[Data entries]
*-*-*
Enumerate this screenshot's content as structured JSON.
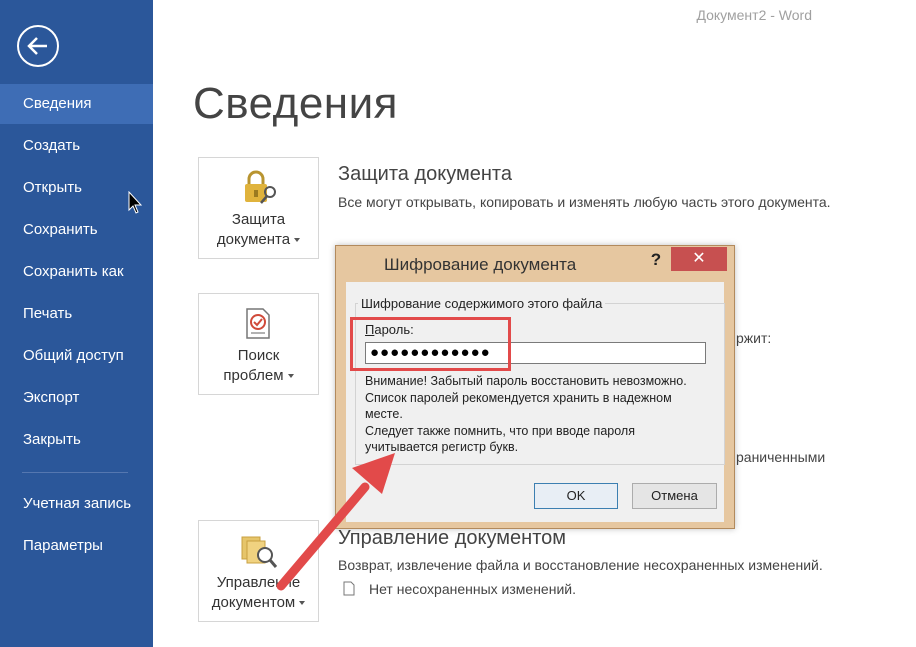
{
  "window": {
    "title": "Документ2 - Word"
  },
  "sidebar": {
    "items": [
      {
        "label": "Сведения",
        "active": true
      },
      {
        "label": "Создать"
      },
      {
        "label": "Открыть"
      },
      {
        "label": "Сохранить"
      },
      {
        "label": "Сохранить как"
      },
      {
        "label": "Печать"
      },
      {
        "label": "Общий доступ"
      },
      {
        "label": "Экспорт"
      },
      {
        "label": "Закрыть"
      },
      {
        "label": "Учетная запись"
      },
      {
        "label": "Параметры"
      }
    ],
    "accent": "#2b579a"
  },
  "main": {
    "title": "Сведения",
    "protect": {
      "tile_line1": "Защита",
      "tile_line2": "документа",
      "title": "Защита документа",
      "text": "Все могут открывать, копировать и изменять любую часть этого документа."
    },
    "inspect": {
      "tile_line1": "Поиск",
      "tile_line2": "проблем",
      "text_partial_1": "ржит:",
      "text_partial_2": "раниченными"
    },
    "manage": {
      "tile_line1": "Управление",
      "tile_line2": "документом",
      "title": "Управление документом",
      "text": "Возврат, извлечение файла и восстановление несохраненных изменений.",
      "subtext": "Нет несохраненных изменений."
    }
  },
  "dialog": {
    "title": "Шифрование документа",
    "help": "?",
    "close": "✕",
    "group_legend": "Шифрование содержимого этого файла",
    "password_label_first": "П",
    "password_label_rest": "ароль:",
    "password_value": "●●●●●●●●●●●●",
    "warning": [
      "Внимание! Забытый пароль восстановить невозможно.",
      "Список паролей рекомендуется хранить в надежном",
      "месте.",
      "Следует также помнить, что при вводе пароля",
      "учитывается регистр букв."
    ],
    "ok": "OK",
    "cancel": "Отмена"
  },
  "annotation_color": "#e24a4a"
}
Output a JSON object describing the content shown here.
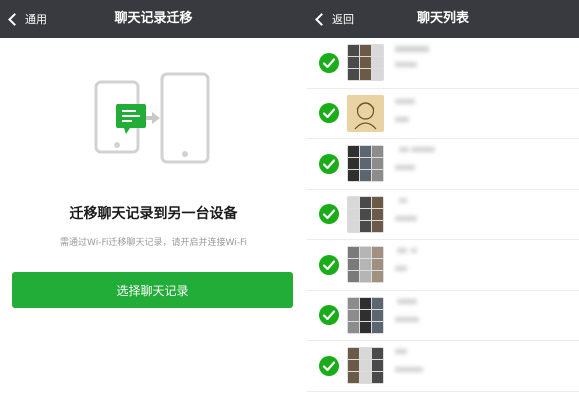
*-*-*
Write only the number of lines in the records that include the word "этого".

2